> _Your goal_:
Retype precisely the section of the data that starts at the line containing "Read all visible content and emit it as JSON." and runs to its final line, ends included.

==== Extracted entries ====

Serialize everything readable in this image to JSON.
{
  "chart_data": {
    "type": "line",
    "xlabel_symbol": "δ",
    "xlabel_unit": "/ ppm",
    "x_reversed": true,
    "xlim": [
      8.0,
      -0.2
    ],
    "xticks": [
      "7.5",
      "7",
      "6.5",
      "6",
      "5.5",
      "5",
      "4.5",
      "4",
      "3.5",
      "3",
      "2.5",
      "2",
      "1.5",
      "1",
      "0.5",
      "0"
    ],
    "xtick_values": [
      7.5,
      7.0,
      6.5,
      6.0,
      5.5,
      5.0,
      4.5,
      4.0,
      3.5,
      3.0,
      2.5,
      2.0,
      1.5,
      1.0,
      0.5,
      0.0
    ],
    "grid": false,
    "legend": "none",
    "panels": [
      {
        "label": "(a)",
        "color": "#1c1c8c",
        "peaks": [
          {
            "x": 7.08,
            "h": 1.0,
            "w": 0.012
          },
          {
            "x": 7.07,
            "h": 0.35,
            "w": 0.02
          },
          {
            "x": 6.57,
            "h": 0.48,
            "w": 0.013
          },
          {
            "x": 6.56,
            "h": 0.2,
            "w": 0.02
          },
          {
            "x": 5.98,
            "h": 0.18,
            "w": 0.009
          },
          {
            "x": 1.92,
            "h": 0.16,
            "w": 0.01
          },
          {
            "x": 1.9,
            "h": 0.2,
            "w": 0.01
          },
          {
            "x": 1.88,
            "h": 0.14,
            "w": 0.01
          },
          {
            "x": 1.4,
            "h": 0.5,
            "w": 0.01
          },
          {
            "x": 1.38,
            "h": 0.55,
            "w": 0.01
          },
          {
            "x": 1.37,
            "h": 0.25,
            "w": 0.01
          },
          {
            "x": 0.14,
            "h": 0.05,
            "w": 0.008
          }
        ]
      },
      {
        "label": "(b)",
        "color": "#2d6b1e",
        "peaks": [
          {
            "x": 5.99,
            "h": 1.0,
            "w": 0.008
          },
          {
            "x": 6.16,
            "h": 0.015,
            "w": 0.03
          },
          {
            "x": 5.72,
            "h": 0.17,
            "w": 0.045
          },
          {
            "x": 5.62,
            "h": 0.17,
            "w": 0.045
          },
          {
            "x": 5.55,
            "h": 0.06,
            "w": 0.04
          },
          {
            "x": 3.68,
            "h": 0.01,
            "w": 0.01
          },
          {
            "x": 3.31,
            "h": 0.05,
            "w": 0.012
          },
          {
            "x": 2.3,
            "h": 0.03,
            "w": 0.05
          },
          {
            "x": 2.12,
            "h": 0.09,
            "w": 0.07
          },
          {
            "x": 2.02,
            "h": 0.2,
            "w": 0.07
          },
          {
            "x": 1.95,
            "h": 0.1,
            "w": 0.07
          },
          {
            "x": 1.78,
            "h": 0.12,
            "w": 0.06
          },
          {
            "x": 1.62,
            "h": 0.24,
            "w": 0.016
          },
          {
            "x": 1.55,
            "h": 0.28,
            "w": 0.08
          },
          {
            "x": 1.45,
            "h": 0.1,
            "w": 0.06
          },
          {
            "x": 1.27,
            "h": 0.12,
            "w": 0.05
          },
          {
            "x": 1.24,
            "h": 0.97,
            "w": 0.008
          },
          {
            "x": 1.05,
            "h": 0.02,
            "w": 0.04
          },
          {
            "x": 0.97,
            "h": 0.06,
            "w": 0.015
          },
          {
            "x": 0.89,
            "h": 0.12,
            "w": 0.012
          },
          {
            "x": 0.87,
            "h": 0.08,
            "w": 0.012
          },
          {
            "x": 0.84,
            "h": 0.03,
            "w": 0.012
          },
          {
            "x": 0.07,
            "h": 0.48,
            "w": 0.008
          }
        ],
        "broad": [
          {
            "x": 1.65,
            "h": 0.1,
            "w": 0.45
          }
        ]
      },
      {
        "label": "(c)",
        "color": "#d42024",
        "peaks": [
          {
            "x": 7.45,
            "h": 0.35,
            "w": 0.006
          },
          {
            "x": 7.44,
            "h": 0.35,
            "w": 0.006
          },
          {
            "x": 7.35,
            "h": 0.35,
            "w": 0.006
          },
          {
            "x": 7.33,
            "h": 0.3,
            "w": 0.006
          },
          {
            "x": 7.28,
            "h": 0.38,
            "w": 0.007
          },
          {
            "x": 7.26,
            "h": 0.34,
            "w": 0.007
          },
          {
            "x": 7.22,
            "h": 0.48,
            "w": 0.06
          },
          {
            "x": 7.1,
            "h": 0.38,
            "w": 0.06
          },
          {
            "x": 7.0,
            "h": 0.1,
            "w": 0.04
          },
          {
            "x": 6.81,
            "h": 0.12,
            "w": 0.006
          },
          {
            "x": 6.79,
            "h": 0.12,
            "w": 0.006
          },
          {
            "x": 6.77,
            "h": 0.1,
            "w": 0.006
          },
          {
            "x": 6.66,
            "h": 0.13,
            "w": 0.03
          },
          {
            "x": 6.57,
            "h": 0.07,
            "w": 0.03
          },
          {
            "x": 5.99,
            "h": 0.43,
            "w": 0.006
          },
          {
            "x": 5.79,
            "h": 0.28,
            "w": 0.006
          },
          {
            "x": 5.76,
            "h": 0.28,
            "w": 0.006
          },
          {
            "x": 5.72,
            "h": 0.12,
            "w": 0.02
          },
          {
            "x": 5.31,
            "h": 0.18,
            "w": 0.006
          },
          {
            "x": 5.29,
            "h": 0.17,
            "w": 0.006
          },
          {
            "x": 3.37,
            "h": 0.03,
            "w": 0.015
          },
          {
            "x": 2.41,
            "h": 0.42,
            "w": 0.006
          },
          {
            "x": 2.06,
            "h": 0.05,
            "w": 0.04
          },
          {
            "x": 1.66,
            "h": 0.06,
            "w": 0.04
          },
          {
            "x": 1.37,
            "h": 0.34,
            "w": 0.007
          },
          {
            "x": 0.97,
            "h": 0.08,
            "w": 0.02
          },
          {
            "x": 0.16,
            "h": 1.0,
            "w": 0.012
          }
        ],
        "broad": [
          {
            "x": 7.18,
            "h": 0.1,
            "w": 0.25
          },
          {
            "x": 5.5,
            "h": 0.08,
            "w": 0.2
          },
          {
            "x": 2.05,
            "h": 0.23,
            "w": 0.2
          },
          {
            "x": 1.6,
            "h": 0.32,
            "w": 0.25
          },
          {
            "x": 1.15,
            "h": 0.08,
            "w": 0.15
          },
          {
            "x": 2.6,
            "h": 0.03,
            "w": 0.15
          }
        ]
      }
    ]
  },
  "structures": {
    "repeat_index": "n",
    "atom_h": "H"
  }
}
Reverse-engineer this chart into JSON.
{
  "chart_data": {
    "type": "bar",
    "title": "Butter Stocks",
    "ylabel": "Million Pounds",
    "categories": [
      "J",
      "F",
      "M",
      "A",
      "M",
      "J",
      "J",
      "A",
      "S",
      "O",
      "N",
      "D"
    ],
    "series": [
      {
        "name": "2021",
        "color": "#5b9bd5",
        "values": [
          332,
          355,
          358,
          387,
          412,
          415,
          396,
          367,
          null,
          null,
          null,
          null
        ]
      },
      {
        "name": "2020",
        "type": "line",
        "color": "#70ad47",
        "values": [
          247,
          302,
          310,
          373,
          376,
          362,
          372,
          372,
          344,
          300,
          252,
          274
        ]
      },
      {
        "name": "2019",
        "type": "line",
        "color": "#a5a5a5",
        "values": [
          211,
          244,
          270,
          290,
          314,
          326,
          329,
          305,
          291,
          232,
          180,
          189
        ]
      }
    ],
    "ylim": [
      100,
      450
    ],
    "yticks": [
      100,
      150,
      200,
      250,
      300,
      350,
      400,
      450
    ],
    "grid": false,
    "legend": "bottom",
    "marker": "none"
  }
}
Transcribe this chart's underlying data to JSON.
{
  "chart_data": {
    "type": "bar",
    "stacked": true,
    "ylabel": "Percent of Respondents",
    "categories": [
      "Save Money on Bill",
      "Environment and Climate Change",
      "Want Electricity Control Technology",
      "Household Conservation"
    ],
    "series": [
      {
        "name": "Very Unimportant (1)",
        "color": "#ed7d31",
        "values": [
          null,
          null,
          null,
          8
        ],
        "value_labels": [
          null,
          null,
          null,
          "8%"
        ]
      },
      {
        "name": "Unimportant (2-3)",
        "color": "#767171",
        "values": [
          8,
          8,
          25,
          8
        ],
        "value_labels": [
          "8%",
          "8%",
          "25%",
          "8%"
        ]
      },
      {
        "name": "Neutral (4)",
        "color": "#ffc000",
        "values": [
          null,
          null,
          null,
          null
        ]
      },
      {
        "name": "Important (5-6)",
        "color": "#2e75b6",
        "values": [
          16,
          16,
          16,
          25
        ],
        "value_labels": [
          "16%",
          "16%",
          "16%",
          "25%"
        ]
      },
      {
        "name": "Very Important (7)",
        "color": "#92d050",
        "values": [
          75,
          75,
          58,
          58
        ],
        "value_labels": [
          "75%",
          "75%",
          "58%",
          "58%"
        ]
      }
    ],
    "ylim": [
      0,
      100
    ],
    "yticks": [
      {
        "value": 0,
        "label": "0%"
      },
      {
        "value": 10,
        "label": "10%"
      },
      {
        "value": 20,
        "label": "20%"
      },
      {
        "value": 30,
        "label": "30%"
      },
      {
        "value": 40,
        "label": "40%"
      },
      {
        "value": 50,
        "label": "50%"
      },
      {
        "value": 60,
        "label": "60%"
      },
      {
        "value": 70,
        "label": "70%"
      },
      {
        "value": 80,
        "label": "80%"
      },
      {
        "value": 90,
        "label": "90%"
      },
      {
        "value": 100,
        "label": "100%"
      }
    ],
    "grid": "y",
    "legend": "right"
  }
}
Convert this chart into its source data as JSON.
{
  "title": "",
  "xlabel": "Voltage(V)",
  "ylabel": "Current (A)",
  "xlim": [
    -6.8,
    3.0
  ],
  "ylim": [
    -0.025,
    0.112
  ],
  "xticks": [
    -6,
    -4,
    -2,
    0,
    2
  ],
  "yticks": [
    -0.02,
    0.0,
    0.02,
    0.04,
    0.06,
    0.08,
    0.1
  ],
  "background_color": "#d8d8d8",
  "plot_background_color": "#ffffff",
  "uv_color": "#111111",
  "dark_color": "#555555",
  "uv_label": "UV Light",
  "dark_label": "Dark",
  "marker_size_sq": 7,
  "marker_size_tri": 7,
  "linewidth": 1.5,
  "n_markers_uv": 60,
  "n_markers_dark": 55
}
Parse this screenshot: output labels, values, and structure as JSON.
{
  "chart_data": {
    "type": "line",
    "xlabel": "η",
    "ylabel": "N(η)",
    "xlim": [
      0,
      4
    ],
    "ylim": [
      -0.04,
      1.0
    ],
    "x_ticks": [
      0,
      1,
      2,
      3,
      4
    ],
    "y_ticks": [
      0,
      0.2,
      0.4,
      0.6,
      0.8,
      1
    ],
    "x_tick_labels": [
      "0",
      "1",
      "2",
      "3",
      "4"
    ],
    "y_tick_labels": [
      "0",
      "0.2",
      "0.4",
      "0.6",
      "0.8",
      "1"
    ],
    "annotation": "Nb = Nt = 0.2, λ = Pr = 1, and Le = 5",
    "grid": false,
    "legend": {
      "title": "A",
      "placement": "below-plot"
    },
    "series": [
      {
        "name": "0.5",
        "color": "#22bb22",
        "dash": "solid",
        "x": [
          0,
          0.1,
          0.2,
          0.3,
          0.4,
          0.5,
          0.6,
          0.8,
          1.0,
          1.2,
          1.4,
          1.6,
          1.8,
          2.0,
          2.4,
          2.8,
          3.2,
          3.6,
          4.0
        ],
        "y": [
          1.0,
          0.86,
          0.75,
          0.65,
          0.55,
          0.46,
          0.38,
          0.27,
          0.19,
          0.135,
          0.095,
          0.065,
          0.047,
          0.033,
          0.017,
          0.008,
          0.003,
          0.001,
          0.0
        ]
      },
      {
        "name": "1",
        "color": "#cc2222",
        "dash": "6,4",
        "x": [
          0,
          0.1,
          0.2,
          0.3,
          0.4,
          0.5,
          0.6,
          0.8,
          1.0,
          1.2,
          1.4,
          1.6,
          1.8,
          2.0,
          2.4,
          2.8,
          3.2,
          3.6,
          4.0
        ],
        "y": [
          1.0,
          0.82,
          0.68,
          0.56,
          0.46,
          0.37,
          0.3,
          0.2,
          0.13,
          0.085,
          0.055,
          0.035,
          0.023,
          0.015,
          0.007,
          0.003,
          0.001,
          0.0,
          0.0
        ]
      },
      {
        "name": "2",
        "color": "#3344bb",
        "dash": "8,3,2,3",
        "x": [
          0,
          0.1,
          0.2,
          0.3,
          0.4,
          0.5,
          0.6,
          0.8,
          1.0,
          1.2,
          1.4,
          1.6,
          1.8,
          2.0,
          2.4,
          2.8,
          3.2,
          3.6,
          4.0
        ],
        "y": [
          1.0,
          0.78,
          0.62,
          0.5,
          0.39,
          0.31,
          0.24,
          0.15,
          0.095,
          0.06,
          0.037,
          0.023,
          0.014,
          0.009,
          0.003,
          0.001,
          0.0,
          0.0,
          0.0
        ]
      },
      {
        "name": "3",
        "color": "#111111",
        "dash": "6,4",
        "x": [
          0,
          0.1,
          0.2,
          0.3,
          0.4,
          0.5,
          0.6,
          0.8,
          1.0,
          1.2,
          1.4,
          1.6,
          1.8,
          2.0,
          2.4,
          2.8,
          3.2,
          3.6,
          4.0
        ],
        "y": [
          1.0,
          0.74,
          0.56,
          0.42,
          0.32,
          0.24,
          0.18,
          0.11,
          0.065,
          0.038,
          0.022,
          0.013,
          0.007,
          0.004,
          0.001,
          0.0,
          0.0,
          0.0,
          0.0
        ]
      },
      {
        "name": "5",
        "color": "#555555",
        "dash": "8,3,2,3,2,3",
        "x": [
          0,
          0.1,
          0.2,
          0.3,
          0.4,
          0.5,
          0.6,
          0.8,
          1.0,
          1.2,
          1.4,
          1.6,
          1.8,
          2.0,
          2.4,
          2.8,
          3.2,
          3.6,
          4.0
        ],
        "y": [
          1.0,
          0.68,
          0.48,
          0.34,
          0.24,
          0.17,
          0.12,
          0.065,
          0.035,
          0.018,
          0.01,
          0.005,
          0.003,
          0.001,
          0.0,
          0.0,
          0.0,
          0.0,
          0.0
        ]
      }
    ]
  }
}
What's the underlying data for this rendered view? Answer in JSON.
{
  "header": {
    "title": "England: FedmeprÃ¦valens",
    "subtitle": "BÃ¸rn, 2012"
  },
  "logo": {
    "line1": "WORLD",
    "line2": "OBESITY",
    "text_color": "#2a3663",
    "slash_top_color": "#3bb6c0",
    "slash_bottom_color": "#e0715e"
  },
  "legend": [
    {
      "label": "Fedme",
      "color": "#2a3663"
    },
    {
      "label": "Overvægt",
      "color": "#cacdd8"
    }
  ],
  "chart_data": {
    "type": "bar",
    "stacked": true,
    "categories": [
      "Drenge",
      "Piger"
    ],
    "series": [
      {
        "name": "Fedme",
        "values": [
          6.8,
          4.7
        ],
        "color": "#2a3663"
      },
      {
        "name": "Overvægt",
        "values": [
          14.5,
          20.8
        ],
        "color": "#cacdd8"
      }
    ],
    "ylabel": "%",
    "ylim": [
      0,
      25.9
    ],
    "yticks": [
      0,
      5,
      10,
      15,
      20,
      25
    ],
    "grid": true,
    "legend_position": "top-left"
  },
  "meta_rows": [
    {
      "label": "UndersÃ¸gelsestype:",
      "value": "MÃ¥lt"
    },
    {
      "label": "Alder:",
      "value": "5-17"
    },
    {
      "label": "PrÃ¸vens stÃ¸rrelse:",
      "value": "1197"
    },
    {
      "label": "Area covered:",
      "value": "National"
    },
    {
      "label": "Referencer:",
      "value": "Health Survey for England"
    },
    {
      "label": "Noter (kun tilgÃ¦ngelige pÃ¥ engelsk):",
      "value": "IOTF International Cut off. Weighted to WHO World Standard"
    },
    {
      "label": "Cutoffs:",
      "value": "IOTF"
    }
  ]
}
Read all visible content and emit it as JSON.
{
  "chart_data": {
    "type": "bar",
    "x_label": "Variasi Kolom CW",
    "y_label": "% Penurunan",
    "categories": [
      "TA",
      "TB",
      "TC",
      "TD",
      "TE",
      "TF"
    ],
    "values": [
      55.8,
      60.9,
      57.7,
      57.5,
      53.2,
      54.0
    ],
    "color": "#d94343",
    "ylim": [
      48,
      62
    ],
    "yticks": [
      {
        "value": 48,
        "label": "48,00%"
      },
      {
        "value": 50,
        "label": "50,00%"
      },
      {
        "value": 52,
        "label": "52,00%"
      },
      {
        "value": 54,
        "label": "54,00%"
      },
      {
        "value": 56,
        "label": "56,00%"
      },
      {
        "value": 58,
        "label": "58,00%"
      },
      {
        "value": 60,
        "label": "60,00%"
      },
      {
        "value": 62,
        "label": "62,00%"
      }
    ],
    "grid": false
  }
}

====

> _Result of the exercise_:
Read all visible content and emit it as JSON.
{
  "chart_data": {
    "type": "bar",
    "x_label": "Variasi Kolom CW",
    "y_label": "% Penurunan",
    "categories": [
      "TA",
      "TB",
      "TC",
      "TD",
      "TE",
      "TF"
    ],
    "values": [
      55.8,
      60.9,
      57.7,
      57.5,
      53.2,
      54.0
    ],
    "color": "#d94343",
    "ylim": [
      48,
      62
    ],
    "yticks": [
      {
        "value": 48,
        "label": "48,00%"
      },
      {
        "value": 50,
        "label": "50,00%"
      },
      {
        "value": 52,
        "label": "52,00%"
      },
      {
        "value": 54,
        "label": "54,00%"
      },
      {
        "value": 56,
        "label": "56,00%"
      },
      {
        "value": 58,
        "label": "58,00%"
      },
      {
        "value": 60,
        "label": "60,00%"
      },
      {
        "value": 62,
        "label": "62,00%"
      }
    ],
    "grid": false
  }
}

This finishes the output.